* BEGIN EXCERPTED RECORDS *

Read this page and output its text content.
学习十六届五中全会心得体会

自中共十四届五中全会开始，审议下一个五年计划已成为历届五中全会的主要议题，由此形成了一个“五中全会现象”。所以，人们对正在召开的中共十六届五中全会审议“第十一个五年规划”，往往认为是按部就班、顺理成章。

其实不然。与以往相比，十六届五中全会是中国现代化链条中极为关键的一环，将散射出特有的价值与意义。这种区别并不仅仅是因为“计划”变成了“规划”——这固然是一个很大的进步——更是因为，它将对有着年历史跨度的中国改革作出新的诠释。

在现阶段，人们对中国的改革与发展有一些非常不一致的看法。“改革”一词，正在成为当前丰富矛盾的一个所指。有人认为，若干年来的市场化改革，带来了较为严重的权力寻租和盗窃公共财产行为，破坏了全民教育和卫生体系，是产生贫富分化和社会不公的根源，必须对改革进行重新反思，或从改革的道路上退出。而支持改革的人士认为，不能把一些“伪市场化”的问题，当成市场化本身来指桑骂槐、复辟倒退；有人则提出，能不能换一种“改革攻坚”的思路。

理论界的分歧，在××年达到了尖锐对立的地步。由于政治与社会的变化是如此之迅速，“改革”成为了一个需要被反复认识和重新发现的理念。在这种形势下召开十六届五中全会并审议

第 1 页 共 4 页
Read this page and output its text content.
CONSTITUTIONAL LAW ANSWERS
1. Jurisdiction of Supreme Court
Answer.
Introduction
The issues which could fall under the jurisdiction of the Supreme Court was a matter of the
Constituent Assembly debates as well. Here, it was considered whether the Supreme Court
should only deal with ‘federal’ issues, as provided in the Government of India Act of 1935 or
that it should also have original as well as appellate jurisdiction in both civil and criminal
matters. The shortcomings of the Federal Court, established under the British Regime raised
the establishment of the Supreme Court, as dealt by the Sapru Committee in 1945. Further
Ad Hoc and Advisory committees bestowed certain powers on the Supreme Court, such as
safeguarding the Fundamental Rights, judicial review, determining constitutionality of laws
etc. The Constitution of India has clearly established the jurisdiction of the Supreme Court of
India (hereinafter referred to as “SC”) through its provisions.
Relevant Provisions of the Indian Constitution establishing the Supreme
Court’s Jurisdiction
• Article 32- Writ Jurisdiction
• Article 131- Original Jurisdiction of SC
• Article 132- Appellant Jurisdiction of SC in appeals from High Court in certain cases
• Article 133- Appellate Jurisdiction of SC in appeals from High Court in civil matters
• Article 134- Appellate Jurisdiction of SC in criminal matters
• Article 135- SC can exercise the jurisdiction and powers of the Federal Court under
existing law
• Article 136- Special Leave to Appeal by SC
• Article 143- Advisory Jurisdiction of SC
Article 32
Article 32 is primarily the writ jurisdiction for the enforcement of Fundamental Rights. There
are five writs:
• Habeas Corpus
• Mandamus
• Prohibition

* END EXCERPTED RECORDS *

Go through the listing and print each line exactly as it appears.

Read this page and output its text content.
学习十六届五中全会心得体会

自中共十四届五中全会开始，审议下一个五年计划已成为历届五中全会的主要议题，由此形成了一个“五中全会现象”。所以，人们对正在召开的中共十六届五中全会审议“第十一个五年规划”，往往认为是按部就班、顺理成章。

其实不然。与以往相比，十六届五中全会是中国现代化链条中极为关键的一环，将散射出特有的价值与意义。这种区别并不仅仅是因为“计划”变成了“规划”——这固然是一个很大的进步——更是因为，它将对有着年历史跨度的中国改革作出新的诠释。

在现阶段，人们对中国的改革与发展有一些非常不一致的看法。“改革”一词，正在成为当前丰富矛盾的一个所指。有人认为，若干年来的市场化改革，带来了较为严重的权力寻租和盗窃公共财产行为，破坏了全民教育和卫生体系，是产生贫富分化和社会不公的根源，必须对改革进行重新反思，或从改革的道路上退出。而支持改革的人士认为，不能把一些“伪市场化”的问题，当成市场化本身来指桑骂槐、复辟倒退；有人则提出，能不能换一种“改革攻坚”的思路。

理论界的分歧，在××年达到了尖锐对立的地步。由于政治与社会的变化是如此之迅速，“改革”成为了一个需要被反复认识和重新发现的理念。在这种形势下召开十六届五中全会并审议

第 1 页 共 4 页
Read this page and output its text content.
CONSTITUTIONAL LAW ANSWERS
1. Jurisdiction of Supreme Court
Answer.
Introduction
The issues which could fall under the jurisdiction of the Supreme Court was a matter of the
Constituent Assembly debates as well. Here, it was considered whether the Supreme Court
should only deal with ‘federal’ issues, as provided in the Government of India Act of 1935 or
that it should also have original as well as appellate jurisdiction in both civil and criminal
matters. The shortcomings of the Federal Court, established under the British Regime raised
the establishment of the Supreme Court, as dealt by the Sapru Committee in 1945. Further
Ad Hoc and Advisory committees bestowed certain powers on the Supreme Court, such as
safeguarding the Fundamental Rights, judicial review, determining constitutionality of laws
etc. The Constitution of India has clearly established the jurisdiction of the Supreme Court of
India (hereinafter referred to as “SC”) through its provisions.
Relevant Provisions of the Indian Constitution establishing the Supreme
Court’s Jurisdiction
• Article 32- Writ Jurisdiction
• Article 131- Original Jurisdiction of SC
• Article 132- Appellant Jurisdiction of SC in appeals from High Court in certain cases
• Article 133- Appellate Jurisdiction of SC in appeals from High Court in civil matters
• Article 134- Appellate Jurisdiction of SC in criminal matters
• Article 135- SC can exercise the jurisdiction and powers of the Federal Court under
existing law
• Article 136- Special Leave to Appeal by SC
• Article 143- Advisory Jurisdiction of SC
Article 32
Article 32 is primarily the writ jurisdiction for the enforcement of Fundamental Rights. There
are five writs:
• Habeas Corpus
• Mandamus
• Prohibition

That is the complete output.